TO DO> Copy out the listing exactly.

DATA PROVIDED>
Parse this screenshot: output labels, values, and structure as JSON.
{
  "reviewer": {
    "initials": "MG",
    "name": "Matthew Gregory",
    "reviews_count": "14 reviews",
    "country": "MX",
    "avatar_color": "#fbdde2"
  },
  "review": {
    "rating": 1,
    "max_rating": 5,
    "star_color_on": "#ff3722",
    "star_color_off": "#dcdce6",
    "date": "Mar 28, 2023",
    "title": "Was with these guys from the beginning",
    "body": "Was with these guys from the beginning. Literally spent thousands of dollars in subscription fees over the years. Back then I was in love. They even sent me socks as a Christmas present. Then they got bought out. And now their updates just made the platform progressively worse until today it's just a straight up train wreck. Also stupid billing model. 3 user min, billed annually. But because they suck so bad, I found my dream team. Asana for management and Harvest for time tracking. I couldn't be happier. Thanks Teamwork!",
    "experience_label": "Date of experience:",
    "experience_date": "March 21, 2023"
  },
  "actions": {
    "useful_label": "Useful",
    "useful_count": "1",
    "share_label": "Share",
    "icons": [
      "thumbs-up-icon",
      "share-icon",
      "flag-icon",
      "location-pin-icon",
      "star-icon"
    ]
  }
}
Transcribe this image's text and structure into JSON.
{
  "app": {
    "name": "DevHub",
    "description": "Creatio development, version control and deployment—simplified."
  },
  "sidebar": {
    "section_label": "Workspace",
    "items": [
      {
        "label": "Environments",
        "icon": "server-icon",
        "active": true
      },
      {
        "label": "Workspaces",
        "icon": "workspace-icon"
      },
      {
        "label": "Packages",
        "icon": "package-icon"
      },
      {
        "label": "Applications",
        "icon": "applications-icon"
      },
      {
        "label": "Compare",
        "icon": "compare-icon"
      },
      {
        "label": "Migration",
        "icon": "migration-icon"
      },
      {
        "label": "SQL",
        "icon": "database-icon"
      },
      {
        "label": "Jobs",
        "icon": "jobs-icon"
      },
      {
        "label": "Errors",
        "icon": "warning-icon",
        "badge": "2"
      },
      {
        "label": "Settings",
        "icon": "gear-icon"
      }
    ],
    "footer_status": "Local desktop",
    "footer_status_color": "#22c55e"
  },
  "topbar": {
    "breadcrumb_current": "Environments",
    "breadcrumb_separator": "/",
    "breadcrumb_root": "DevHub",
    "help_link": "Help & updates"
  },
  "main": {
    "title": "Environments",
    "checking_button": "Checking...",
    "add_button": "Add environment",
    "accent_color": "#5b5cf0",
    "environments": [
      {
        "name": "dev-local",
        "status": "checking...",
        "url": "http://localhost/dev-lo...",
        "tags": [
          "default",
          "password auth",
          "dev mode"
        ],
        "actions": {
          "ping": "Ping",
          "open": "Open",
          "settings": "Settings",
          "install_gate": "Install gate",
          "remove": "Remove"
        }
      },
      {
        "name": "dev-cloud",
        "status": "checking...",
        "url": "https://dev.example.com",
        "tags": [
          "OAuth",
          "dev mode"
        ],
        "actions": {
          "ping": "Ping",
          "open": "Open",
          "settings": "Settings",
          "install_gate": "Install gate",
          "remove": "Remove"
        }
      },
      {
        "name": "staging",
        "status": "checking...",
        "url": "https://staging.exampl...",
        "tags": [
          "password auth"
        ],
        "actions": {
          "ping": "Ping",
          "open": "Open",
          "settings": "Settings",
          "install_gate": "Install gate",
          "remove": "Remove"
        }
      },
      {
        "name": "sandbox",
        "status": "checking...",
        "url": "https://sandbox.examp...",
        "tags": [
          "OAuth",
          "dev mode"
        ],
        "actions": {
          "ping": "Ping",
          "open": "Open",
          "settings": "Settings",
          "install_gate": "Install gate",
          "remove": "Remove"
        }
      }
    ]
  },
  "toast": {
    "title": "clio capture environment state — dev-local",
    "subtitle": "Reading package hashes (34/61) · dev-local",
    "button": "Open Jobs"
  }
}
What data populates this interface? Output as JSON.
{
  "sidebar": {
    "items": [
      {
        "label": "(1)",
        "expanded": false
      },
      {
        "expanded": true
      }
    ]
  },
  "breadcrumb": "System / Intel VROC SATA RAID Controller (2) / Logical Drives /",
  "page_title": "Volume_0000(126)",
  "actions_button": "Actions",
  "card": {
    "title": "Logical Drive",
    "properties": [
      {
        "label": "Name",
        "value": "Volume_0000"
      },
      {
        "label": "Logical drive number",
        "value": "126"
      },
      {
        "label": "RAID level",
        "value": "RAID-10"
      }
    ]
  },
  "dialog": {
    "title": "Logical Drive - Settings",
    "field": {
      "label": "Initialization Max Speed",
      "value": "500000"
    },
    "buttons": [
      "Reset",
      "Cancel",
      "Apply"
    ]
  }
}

ANSWER FOR THE TASK>
Parse this screenshot: output labels, values, and structure as JSON.
{
  "reviewer": {
    "initials": "MG",
    "name": "Matthew Gregory",
    "reviews_count": "14 reviews",
    "country": "MX",
    "avatar_color": "#fbdde2"
  },
  "review": {
    "rating": 1,
    "max_rating": 5,
    "star_color_on": "#ff3722",
    "star_color_off": "#dcdce6",
    "date": "Mar 28, 2023",
    "title": "Was with these guys from the beginning",
    "body": "Was with these guys from the beginning. Literally spent thousands of dollars in subscription fees over the years. Back then I was in love. They even sent me socks as a Christmas present. Then they got bought out. And now their updates just made the platform progressively worse until today it's just a straight up train wreck. Also stupid billing model. 3 user min, billed annually. But because they suck so bad, I found my dream team. Asana for management and Harvest for time tracking. I couldn't be happier. Thanks Teamwork!",
    "experience_label": "Date of experience:",
    "experience_date": "March 21, 2023"
  },
  "actions": {
    "useful_label": "Useful",
    "useful_count": "1",
    "share_label": "Share",
    "icons": [
      "thumbs-up-icon",
      "share-icon",
      "flag-icon",
      "location-pin-icon",
      "star-icon"
    ]
  }
}
Transcribe this image's text and structure into JSON.
{
  "app": {
    "name": "DevHub",
    "description": "Creatio development, version control and deployment—simplified."
  },
  "sidebar": {
    "section_label": "Workspace",
    "items": [
      {
        "label": "Environments",
        "icon": "server-icon",
        "active": true
      },
      {
        "label": "Workspaces",
        "icon": "workspace-icon"
      },
      {
        "label": "Packages",
        "icon": "package-icon"
      },
      {
        "label": "Applications",
        "icon": "applications-icon"
      },
      {
        "label": "Compare",
        "icon": "compare-icon"
      },
      {
        "label": "Migration",
        "icon": "migration-icon"
      },
      {
        "label": "SQL",
        "icon": "database-icon"
      },
      {
        "label": "Jobs",
        "icon": "jobs-icon"
      },
      {
        "label": "Errors",
        "icon": "warning-icon",
        "badge": "2"
      },
      {
        "label": "Settings",
        "icon": "gear-icon"
      }
    ],
    "footer_status": "Local desktop",
    "footer_status_color": "#22c55e"
  },
  "topbar": {
    "breadcrumb_current": "Environments",
    "breadcrumb_separator": "/",
    "breadcrumb_root": "DevHub",
    "help_link": "Help & updates"
  },
  "main": {
    "title": "Environments",
    "checking_button": "Checking...",
    "add_button": "Add environment",
    "accent_color": "#5b5cf0",
    "environments": [
      {
        "name": "dev-local",
        "status": "checking...",
        "url": "http://localhost/dev-lo...",
        "tags": [
          "default",
          "password auth",
          "dev mode"
        ],
        "actions": {
          "ping": "Ping",
          "open": "Open",
          "settings": "Settings",
          "install_gate": "Install gate",
          "remove": "Remove"
        }
      },
      {
        "name": "dev-cloud",
        "status": "checking...",
        "url": "https://dev.example.com",
        "tags": [
          "OAuth",
          "dev mode"
        ],
        "actions": {
          "ping": "Ping",
          "open": "Open",
          "settings": "Settings",
          "install_gate": "Install gate",
          "remove": "Remove"
        }
      },
      {
        "name": "staging",
        "status": "checking...",
        "url": "https://staging.exampl...",
        "tags": [
          "password auth"
        ],
        "actions": {
          "ping": "Ping",
          "open": "Open",
          "settings": "Settings",
          "install_gate": "Install gate",
          "remove": "Remove"
        }
      },
      {
        "name": "sandbox",
        "status": "checking...",
        "url": "https://sandbox.examp...",
        "tags": [
          "OAuth",
          "dev mode"
        ],
        "actions": {
          "ping": "Ping",
          "open": "Open",
          "settings": "Settings",
          "install_gate": "Install gate",
          "remove": "Remove"
        }
      }
    ]
  },
  "toast": {
    "title": "clio capture environment state — dev-local",
    "subtitle": "Reading package hashes (34/61) · dev-local",
    "button": "Open Jobs"
  }
}
What data populates this interface? Output as JSON.
{
  "sidebar": {
    "items": [
      {
        "label": "(1)",
        "expanded": false
      },
      {
        "expanded": true
      }
    ]
  },
  "breadcrumb": "System / Intel VROC SATA RAID Controller (2) / Logical Drives /",
  "page_title": "Volume_0000(126)",
  "actions_button": "Actions",
  "card": {
    "title": "Logical Drive",
    "properties": [
      {
        "label": "Name",
        "value": "Volume_0000"
      },
      {
        "label": "Logical drive number",
        "value": "126"
      },
      {
        "label": "RAID level",
        "value": "RAID-10"
      }
    ]
  },
  "dialog": {
    "title": "Logical Drive - Settings",
    "field": {
      "label": "Initialization Max Speed",
      "value": "500000"
    },
    "buttons": [
      "Reset",
      "Cancel",
      "Apply"
    ]
  }
}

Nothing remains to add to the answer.